[BEGIN Provided passage]

Operationally, os.walk is a generator function—at each directory in the tree, it yields a three-item tuple, containing the name of the current directory as well as lists of both all the files and all the subdirectories in the current directory. Because it’s a generator, its walk is usually run by a for loop (or other iteration tool); on each iteration, the walker advances to the next subdirectory, and the loop runs its code for the next level of the tree (for instance, opening and searching all the files at that level).

That description might sound complex the first time you hear it, but os.walk is fairly straightforward once you get the hang of it. In the following, for example, the loop body’s code is run for each directory in the tree rooted at the current working directory (.). Along the way, the loop simply prints the directory name and all the files at the current level after prepending the directory name. It’s simpler in Python than in English (I removed the PP3E subdirectory for this test to keep the output short):

>>> import os
>>> for (dirname, subshere, fileshere) in os.walk('.'):
...     print('[' + dirname + ']')

[END Provided passage]
[BEGIN Data extract]

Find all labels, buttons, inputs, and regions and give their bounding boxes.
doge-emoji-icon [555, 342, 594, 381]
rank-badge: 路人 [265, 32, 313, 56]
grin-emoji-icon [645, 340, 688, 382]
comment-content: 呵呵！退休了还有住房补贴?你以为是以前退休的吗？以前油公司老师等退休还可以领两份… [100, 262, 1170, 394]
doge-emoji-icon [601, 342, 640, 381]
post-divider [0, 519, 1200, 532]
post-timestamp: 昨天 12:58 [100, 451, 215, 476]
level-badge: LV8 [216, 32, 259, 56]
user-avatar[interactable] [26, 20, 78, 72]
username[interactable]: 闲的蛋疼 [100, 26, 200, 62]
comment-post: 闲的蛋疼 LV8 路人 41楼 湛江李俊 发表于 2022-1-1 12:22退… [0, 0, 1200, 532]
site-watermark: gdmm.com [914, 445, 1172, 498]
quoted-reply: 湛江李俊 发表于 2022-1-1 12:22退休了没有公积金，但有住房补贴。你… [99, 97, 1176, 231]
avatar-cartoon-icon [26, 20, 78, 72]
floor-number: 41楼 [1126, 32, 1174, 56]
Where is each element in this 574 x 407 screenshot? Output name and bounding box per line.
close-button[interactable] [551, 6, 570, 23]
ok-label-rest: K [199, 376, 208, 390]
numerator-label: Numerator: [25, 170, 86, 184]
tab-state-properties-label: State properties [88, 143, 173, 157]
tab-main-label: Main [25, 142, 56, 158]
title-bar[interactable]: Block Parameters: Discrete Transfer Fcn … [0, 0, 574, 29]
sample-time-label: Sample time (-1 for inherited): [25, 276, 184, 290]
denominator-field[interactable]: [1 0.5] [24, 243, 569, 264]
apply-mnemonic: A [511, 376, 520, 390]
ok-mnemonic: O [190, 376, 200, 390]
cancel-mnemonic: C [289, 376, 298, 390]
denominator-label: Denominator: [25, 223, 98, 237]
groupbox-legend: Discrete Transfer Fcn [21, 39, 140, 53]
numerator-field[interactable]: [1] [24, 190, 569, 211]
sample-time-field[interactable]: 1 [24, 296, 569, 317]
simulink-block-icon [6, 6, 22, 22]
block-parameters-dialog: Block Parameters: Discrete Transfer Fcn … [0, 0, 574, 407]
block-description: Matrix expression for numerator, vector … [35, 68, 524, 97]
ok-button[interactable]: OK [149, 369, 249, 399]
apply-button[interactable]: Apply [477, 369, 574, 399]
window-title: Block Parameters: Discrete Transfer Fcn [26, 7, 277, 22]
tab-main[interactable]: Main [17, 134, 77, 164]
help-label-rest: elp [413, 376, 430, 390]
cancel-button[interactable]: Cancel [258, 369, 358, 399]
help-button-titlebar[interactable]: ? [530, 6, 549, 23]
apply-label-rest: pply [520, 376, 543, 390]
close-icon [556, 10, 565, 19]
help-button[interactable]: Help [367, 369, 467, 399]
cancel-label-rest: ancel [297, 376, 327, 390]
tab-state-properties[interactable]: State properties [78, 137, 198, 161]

[END Data extract]

• _Tasks_:
1) According to the os.walk passage, what three items does the tuple yielded at each directory contain? List all of them.
2) Carry on the os.walk passage from the point where it stops.
The rows are not needed for this work.

• _Outputs for the tasks_:
1)
- The name of the current directory
- A list of all the files in the current directory
- A list of all the subdirectories in the current directory

2)
...     for fname in fileshere:
...         print(os.path.join(dirname, fname))        # handle one file
...
[.]
.\random.bin
.\spam.txt
.\temp.bin
.\temp.txt
[.\parts]
.\parts\part0001
.\parts\part0002
.\parts\part0003
.\parts\part0004

In other words, we’ve coded our own custom and easily changed recursive directory listing tool in Python. Because this may be something we would like to tweak and reuse elsewhere, let’s make it permanently available in a module file, as shown in Example 4-4, now that we’ve worked out the details interactively.

Example 4-4. PP4E\System\Filetools\lister_walk.py

"list file tree with os.walk"

import sys, os

def lister(root):                                           # for a root dir
    for (thisdir, subshere, fileshere) in os.walk(root):    # generate dirs in tree
        print('[' + thisdir + ']')
        for fname in fileshere:                             # print files in this dir
            path = os.path.join(thisdir, fname)             # add dir name prefix
            print(path)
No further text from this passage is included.